**AIM OF THE TASK:**
Retype each record below word for word. Leave the pictures out.

**EXTRACTED ENTRIES:**
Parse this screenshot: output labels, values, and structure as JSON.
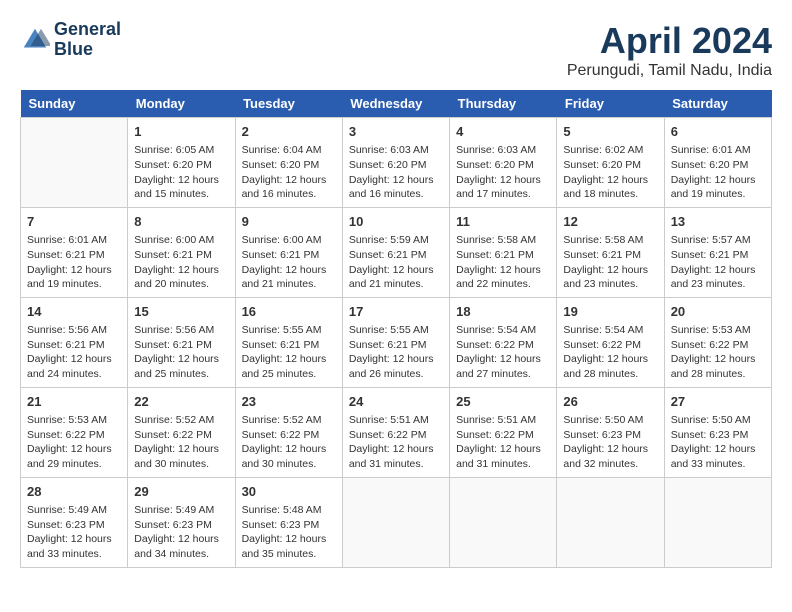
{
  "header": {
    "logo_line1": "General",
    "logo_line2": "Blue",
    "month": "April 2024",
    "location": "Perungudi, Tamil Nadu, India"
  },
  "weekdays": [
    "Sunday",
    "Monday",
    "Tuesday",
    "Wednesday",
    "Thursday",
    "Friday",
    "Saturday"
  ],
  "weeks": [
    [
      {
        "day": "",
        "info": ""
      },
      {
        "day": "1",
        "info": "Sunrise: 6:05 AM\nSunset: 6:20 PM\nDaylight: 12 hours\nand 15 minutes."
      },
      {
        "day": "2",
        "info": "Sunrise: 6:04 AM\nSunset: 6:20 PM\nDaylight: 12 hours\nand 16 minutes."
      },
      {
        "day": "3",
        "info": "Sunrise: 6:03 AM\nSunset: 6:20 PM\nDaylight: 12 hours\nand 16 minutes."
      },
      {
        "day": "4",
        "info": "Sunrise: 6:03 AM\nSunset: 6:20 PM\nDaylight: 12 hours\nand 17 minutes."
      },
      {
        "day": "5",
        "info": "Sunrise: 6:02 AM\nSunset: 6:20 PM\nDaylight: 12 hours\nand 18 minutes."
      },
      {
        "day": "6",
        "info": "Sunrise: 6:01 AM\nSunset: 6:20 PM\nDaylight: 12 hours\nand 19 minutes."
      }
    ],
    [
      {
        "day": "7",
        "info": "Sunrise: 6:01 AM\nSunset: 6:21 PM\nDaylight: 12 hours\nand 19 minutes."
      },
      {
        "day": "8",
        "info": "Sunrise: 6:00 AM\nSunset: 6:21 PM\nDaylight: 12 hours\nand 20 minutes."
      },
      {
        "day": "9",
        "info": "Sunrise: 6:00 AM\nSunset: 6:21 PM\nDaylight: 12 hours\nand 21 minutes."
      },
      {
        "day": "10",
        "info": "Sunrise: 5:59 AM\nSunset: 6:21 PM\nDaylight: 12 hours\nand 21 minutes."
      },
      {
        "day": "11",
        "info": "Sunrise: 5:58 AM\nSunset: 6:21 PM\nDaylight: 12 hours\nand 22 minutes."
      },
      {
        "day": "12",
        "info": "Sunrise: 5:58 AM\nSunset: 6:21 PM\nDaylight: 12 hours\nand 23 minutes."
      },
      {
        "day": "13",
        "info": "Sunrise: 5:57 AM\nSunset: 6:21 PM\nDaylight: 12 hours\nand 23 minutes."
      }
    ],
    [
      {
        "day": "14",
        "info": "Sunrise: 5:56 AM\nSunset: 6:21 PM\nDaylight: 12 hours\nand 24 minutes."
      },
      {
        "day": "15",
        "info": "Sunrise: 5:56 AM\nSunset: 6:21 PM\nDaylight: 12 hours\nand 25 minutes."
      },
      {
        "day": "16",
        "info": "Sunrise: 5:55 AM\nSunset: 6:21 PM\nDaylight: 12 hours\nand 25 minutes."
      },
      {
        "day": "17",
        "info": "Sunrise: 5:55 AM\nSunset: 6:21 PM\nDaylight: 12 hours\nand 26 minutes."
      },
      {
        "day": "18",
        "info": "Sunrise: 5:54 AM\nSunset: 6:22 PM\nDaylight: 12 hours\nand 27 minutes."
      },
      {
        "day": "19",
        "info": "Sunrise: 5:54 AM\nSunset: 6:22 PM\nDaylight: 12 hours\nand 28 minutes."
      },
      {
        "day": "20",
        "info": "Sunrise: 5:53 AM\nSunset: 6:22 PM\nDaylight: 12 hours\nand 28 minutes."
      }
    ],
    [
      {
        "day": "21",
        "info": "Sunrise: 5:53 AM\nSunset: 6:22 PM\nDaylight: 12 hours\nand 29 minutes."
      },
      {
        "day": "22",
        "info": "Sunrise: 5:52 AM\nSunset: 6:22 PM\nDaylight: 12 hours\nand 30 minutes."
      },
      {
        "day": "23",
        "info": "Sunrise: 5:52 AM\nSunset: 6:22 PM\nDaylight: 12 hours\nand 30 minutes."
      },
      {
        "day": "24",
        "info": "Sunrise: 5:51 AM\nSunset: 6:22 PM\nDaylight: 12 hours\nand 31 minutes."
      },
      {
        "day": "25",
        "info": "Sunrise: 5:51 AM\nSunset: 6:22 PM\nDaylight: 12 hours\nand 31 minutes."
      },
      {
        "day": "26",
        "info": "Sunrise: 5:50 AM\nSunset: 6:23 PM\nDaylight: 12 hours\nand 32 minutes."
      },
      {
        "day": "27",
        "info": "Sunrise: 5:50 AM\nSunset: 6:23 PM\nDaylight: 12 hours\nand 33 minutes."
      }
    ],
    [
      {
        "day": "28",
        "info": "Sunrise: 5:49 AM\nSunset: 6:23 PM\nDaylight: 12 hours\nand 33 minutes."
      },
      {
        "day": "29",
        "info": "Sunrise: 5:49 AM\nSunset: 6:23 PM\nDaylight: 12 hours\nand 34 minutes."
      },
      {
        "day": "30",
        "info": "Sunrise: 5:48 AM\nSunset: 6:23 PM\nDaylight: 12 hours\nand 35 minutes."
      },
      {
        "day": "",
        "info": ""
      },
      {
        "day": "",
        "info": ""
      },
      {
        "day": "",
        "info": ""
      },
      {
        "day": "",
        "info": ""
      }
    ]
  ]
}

**REPLY TO THE EXERCISE:**
Parse this screenshot: output labels, values, and structure as JSON.
{
  "header": {
    "logo_line1": "General",
    "logo_line2": "Blue",
    "month": "April 2024",
    "location": "Perungudi, Tamil Nadu, India"
  },
  "weekdays": [
    "Sunday",
    "Monday",
    "Tuesday",
    "Wednesday",
    "Thursday",
    "Friday",
    "Saturday"
  ],
  "weeks": [
    [
      {
        "day": "",
        "info": ""
      },
      {
        "day": "1",
        "info": "Sunrise: 6:05 AM\nSunset: 6:20 PM\nDaylight: 12 hours\nand 15 minutes."
      },
      {
        "day": "2",
        "info": "Sunrise: 6:04 AM\nSunset: 6:20 PM\nDaylight: 12 hours\nand 16 minutes."
      },
      {
        "day": "3",
        "info": "Sunrise: 6:03 AM\nSunset: 6:20 PM\nDaylight: 12 hours\nand 16 minutes."
      },
      {
        "day": "4",
        "info": "Sunrise: 6:03 AM\nSunset: 6:20 PM\nDaylight: 12 hours\nand 17 minutes."
      },
      {
        "day": "5",
        "info": "Sunrise: 6:02 AM\nSunset: 6:20 PM\nDaylight: 12 hours\nand 18 minutes."
      },
      {
        "day": "6",
        "info": "Sunrise: 6:01 AM\nSunset: 6:20 PM\nDaylight: 12 hours\nand 19 minutes."
      }
    ],
    [
      {
        "day": "7",
        "info": "Sunrise: 6:01 AM\nSunset: 6:21 PM\nDaylight: 12 hours\nand 19 minutes."
      },
      {
        "day": "8",
        "info": "Sunrise: 6:00 AM\nSunset: 6:21 PM\nDaylight: 12 hours\nand 20 minutes."
      },
      {
        "day": "9",
        "info": "Sunrise: 6:00 AM\nSunset: 6:21 PM\nDaylight: 12 hours\nand 21 minutes."
      },
      {
        "day": "10",
        "info": "Sunrise: 5:59 AM\nSunset: 6:21 PM\nDaylight: 12 hours\nand 21 minutes."
      },
      {
        "day": "11",
        "info": "Sunrise: 5:58 AM\nSunset: 6:21 PM\nDaylight: 12 hours\nand 22 minutes."
      },
      {
        "day": "12",
        "info": "Sunrise: 5:58 AM\nSunset: 6:21 PM\nDaylight: 12 hours\nand 23 minutes."
      },
      {
        "day": "13",
        "info": "Sunrise: 5:57 AM\nSunset: 6:21 PM\nDaylight: 12 hours\nand 23 minutes."
      }
    ],
    [
      {
        "day": "14",
        "info": "Sunrise: 5:56 AM\nSunset: 6:21 PM\nDaylight: 12 hours\nand 24 minutes."
      },
      {
        "day": "15",
        "info": "Sunrise: 5:56 AM\nSunset: 6:21 PM\nDaylight: 12 hours\nand 25 minutes."
      },
      {
        "day": "16",
        "info": "Sunrise: 5:55 AM\nSunset: 6:21 PM\nDaylight: 12 hours\nand 25 minutes."
      },
      {
        "day": "17",
        "info": "Sunrise: 5:55 AM\nSunset: 6:21 PM\nDaylight: 12 hours\nand 26 minutes."
      },
      {
        "day": "18",
        "info": "Sunrise: 5:54 AM\nSunset: 6:22 PM\nDaylight: 12 hours\nand 27 minutes."
      },
      {
        "day": "19",
        "info": "Sunrise: 5:54 AM\nSunset: 6:22 PM\nDaylight: 12 hours\nand 28 minutes."
      },
      {
        "day": "20",
        "info": "Sunrise: 5:53 AM\nSunset: 6:22 PM\nDaylight: 12 hours\nand 28 minutes."
      }
    ],
    [
      {
        "day": "21",
        "info": "Sunrise: 5:53 AM\nSunset: 6:22 PM\nDaylight: 12 hours\nand 29 minutes."
      },
      {
        "day": "22",
        "info": "Sunrise: 5:52 AM\nSunset: 6:22 PM\nDaylight: 12 hours\nand 30 minutes."
      },
      {
        "day": "23",
        "info": "Sunrise: 5:52 AM\nSunset: 6:22 PM\nDaylight: 12 hours\nand 30 minutes."
      },
      {
        "day": "24",
        "info": "Sunrise: 5:51 AM\nSunset: 6:22 PM\nDaylight: 12 hours\nand 31 minutes."
      },
      {
        "day": "25",
        "info": "Sunrise: 5:51 AM\nSunset: 6:22 PM\nDaylight: 12 hours\nand 31 minutes."
      },
      {
        "day": "26",
        "info": "Sunrise: 5:50 AM\nSunset: 6:23 PM\nDaylight: 12 hours\nand 32 minutes."
      },
      {
        "day": "27",
        "info": "Sunrise: 5:50 AM\nSunset: 6:23 PM\nDaylight: 12 hours\nand 33 minutes."
      }
    ],
    [
      {
        "day": "28",
        "info": "Sunrise: 5:49 AM\nSunset: 6:23 PM\nDaylight: 12 hours\nand 33 minutes."
      },
      {
        "day": "29",
        "info": "Sunrise: 5:49 AM\nSunset: 6:23 PM\nDaylight: 12 hours\nand 34 minutes."
      },
      {
        "day": "30",
        "info": "Sunrise: 5:48 AM\nSunset: 6:23 PM\nDaylight: 12 hours\nand 35 minutes."
      },
      {
        "day": "",
        "info": ""
      },
      {
        "day": "",
        "info": ""
      },
      {
        "day": "",
        "info": ""
      },
      {
        "day": "",
        "info": ""
      }
    ]
  ]
}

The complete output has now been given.